» TASK GOAL
Please count the lines below that contain the word "Responses", and reply with that number alone.

<<<<

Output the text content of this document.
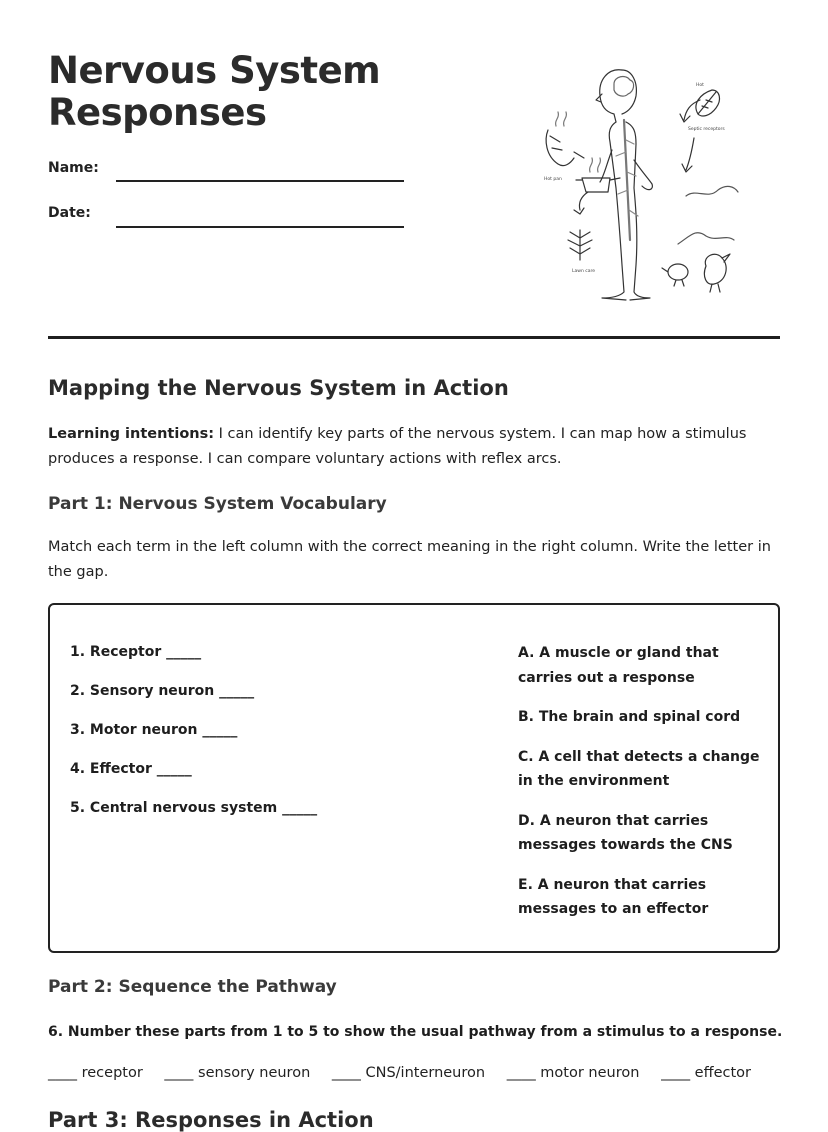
Nervous System
Responses
Name:
Date:
Hot
Septic receptors
Hot pan
Lawn care
Mapping the Nervous System in Action
Learning intentions: I can identify key parts of the nervous system. I can map how a stimulus produces a response. I can compare voluntary actions with reflex arcs.
Part 1: Nervous System Vocabulary
Match each term in the left column with the correct meaning in the right column. Write the letter in the gap.
1. Receptor _____
2. Sensory neuron _____
3. Motor neuron _____
4. Effector _____
5. Central nervous system _____
A. A muscle or gland that carries out a response
B. The brain and spinal cord
C. A cell that detects a change in the environment
D. A neuron that carries messages towards the CNS
E. A neuron that carries messages to an effector
Part 2: Sequence the Pathway
6. Number these parts from 1 to 5 to show the usual pathway from a stimulus to a response.
____ receptor ____ sensory neuron ____ CNS/interneuron ____ motor neuron ____ effector
Part 3: Responses in Action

>>>>

» SOLUTION
2